Aim of the exercise
Every entry below should be transcribed exactly; pictures stay out of the copy.

══ Data for this task ══

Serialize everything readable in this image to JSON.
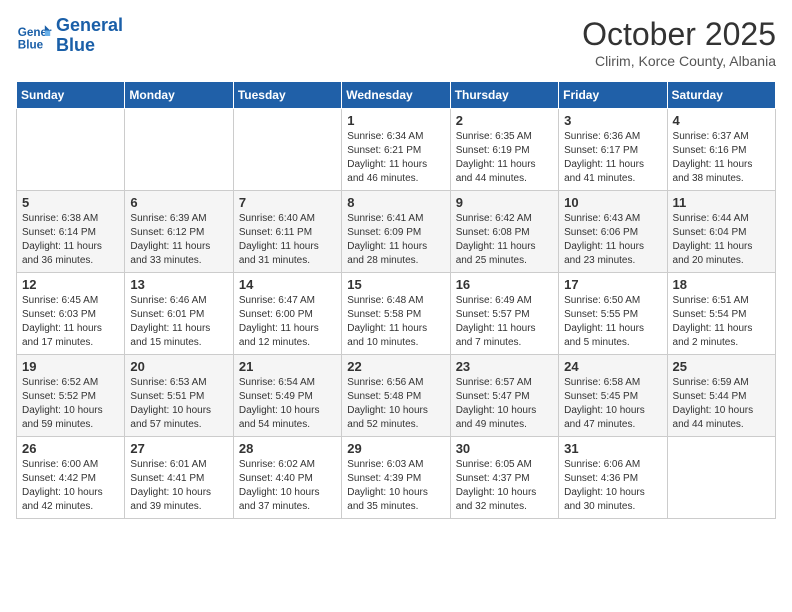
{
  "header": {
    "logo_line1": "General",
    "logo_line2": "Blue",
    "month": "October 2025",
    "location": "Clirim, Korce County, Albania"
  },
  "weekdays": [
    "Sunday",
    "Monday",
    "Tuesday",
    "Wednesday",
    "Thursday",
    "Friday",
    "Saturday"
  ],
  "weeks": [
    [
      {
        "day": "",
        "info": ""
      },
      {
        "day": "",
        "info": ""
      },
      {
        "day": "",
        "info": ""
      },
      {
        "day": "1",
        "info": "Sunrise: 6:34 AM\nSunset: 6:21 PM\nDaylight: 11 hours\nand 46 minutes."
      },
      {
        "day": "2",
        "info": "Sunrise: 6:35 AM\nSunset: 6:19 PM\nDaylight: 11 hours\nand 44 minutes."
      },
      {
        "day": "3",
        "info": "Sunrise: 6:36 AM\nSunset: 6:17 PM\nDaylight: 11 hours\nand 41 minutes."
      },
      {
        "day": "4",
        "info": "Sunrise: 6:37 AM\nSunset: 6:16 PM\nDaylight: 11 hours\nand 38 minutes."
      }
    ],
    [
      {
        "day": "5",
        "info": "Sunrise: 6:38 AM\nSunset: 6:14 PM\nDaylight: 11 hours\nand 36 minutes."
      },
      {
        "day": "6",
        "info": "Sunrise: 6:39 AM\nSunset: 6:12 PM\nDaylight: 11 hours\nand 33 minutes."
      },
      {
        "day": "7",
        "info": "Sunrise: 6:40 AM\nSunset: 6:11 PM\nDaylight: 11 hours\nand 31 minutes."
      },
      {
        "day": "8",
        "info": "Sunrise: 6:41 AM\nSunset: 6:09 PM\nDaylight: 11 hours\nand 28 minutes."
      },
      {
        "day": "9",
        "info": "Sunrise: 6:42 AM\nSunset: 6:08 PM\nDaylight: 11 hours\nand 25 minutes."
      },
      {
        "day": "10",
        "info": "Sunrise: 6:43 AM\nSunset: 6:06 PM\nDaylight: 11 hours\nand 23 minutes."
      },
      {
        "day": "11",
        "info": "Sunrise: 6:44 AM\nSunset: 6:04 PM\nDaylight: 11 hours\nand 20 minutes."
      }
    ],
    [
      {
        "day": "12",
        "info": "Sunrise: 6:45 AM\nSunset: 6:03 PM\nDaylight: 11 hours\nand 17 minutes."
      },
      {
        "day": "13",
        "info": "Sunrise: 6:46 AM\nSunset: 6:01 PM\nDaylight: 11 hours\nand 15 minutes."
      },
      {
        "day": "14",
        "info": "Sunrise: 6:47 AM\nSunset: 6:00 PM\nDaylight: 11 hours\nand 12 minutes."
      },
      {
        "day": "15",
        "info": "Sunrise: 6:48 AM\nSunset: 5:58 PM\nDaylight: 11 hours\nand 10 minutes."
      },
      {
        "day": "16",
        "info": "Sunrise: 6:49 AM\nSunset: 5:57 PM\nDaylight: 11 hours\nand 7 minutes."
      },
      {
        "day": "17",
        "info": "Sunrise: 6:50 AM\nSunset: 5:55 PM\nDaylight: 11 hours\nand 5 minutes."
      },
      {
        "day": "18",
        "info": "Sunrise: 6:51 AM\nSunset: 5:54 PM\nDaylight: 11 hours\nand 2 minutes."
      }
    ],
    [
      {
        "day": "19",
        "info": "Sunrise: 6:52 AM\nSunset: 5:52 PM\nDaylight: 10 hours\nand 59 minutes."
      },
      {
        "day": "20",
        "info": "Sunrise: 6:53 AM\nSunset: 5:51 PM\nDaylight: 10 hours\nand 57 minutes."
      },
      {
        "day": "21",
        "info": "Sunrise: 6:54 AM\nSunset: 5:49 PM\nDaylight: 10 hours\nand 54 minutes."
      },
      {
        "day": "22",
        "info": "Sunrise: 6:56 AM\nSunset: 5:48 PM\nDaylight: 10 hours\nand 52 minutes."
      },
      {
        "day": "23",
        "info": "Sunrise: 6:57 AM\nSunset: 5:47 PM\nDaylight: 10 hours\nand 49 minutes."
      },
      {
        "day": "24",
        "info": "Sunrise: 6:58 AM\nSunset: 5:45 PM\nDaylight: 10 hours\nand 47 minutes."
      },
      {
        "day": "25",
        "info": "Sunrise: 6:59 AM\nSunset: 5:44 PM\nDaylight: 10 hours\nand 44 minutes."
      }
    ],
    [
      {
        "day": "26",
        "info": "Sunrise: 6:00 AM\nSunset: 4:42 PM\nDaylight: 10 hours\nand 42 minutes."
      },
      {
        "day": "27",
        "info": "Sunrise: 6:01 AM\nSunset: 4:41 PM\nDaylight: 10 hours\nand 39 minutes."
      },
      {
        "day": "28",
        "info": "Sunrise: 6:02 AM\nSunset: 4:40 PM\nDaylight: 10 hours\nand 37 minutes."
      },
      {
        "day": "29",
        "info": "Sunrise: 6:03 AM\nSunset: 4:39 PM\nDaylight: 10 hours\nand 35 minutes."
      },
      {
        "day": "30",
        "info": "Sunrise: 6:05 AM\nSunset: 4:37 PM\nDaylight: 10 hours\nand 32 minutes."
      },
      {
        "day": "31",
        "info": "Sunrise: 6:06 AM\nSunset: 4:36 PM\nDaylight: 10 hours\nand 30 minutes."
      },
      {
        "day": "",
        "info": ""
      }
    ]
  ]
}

═══

Result below
Serialize everything readable in this image to JSON.
{
  "header": {
    "logo_line1": "General",
    "logo_line2": "Blue",
    "month": "October 2025",
    "location": "Clirim, Korce County, Albania"
  },
  "weekdays": [
    "Sunday",
    "Monday",
    "Tuesday",
    "Wednesday",
    "Thursday",
    "Friday",
    "Saturday"
  ],
  "weeks": [
    [
      {
        "day": "",
        "info": ""
      },
      {
        "day": "",
        "info": ""
      },
      {
        "day": "",
        "info": ""
      },
      {
        "day": "1",
        "info": "Sunrise: 6:34 AM\nSunset: 6:21 PM\nDaylight: 11 hours\nand 46 minutes."
      },
      {
        "day": "2",
        "info": "Sunrise: 6:35 AM\nSunset: 6:19 PM\nDaylight: 11 hours\nand 44 minutes."
      },
      {
        "day": "3",
        "info": "Sunrise: 6:36 AM\nSunset: 6:17 PM\nDaylight: 11 hours\nand 41 minutes."
      },
      {
        "day": "4",
        "info": "Sunrise: 6:37 AM\nSunset: 6:16 PM\nDaylight: 11 hours\nand 38 minutes."
      }
    ],
    [
      {
        "day": "5",
        "info": "Sunrise: 6:38 AM\nSunset: 6:14 PM\nDaylight: 11 hours\nand 36 minutes."
      },
      {
        "day": "6",
        "info": "Sunrise: 6:39 AM\nSunset: 6:12 PM\nDaylight: 11 hours\nand 33 minutes."
      },
      {
        "day": "7",
        "info": "Sunrise: 6:40 AM\nSunset: 6:11 PM\nDaylight: 11 hours\nand 31 minutes."
      },
      {
        "day": "8",
        "info": "Sunrise: 6:41 AM\nSunset: 6:09 PM\nDaylight: 11 hours\nand 28 minutes."
      },
      {
        "day": "9",
        "info": "Sunrise: 6:42 AM\nSunset: 6:08 PM\nDaylight: 11 hours\nand 25 minutes."
      },
      {
        "day": "10",
        "info": "Sunrise: 6:43 AM\nSunset: 6:06 PM\nDaylight: 11 hours\nand 23 minutes."
      },
      {
        "day": "11",
        "info": "Sunrise: 6:44 AM\nSunset: 6:04 PM\nDaylight: 11 hours\nand 20 minutes."
      }
    ],
    [
      {
        "day": "12",
        "info": "Sunrise: 6:45 AM\nSunset: 6:03 PM\nDaylight: 11 hours\nand 17 minutes."
      },
      {
        "day": "13",
        "info": "Sunrise: 6:46 AM\nSunset: 6:01 PM\nDaylight: 11 hours\nand 15 minutes."
      },
      {
        "day": "14",
        "info": "Sunrise: 6:47 AM\nSunset: 6:00 PM\nDaylight: 11 hours\nand 12 minutes."
      },
      {
        "day": "15",
        "info": "Sunrise: 6:48 AM\nSunset: 5:58 PM\nDaylight: 11 hours\nand 10 minutes."
      },
      {
        "day": "16",
        "info": "Sunrise: 6:49 AM\nSunset: 5:57 PM\nDaylight: 11 hours\nand 7 minutes."
      },
      {
        "day": "17",
        "info": "Sunrise: 6:50 AM\nSunset: 5:55 PM\nDaylight: 11 hours\nand 5 minutes."
      },
      {
        "day": "18",
        "info": "Sunrise: 6:51 AM\nSunset: 5:54 PM\nDaylight: 11 hours\nand 2 minutes."
      }
    ],
    [
      {
        "day": "19",
        "info": "Sunrise: 6:52 AM\nSunset: 5:52 PM\nDaylight: 10 hours\nand 59 minutes."
      },
      {
        "day": "20",
        "info": "Sunrise: 6:53 AM\nSunset: 5:51 PM\nDaylight: 10 hours\nand 57 minutes."
      },
      {
        "day": "21",
        "info": "Sunrise: 6:54 AM\nSunset: 5:49 PM\nDaylight: 10 hours\nand 54 minutes."
      },
      {
        "day": "22",
        "info": "Sunrise: 6:56 AM\nSunset: 5:48 PM\nDaylight: 10 hours\nand 52 minutes."
      },
      {
        "day": "23",
        "info": "Sunrise: 6:57 AM\nSunset: 5:47 PM\nDaylight: 10 hours\nand 49 minutes."
      },
      {
        "day": "24",
        "info": "Sunrise: 6:58 AM\nSunset: 5:45 PM\nDaylight: 10 hours\nand 47 minutes."
      },
      {
        "day": "25",
        "info": "Sunrise: 6:59 AM\nSunset: 5:44 PM\nDaylight: 10 hours\nand 44 minutes."
      }
    ],
    [
      {
        "day": "26",
        "info": "Sunrise: 6:00 AM\nSunset: 4:42 PM\nDaylight: 10 hours\nand 42 minutes."
      },
      {
        "day": "27",
        "info": "Sunrise: 6:01 AM\nSunset: 4:41 PM\nDaylight: 10 hours\nand 39 minutes."
      },
      {
        "day": "28",
        "info": "Sunrise: 6:02 AM\nSunset: 4:40 PM\nDaylight: 10 hours\nand 37 minutes."
      },
      {
        "day": "29",
        "info": "Sunrise: 6:03 AM\nSunset: 4:39 PM\nDaylight: 10 hours\nand 35 minutes."
      },
      {
        "day": "30",
        "info": "Sunrise: 6:05 AM\nSunset: 4:37 PM\nDaylight: 10 hours\nand 32 minutes."
      },
      {
        "day": "31",
        "info": "Sunrise: 6:06 AM\nSunset: 4:36 PM\nDaylight: 10 hours\nand 30 minutes."
      },
      {
        "day": "",
        "info": ""
      }
    ]
  ]
}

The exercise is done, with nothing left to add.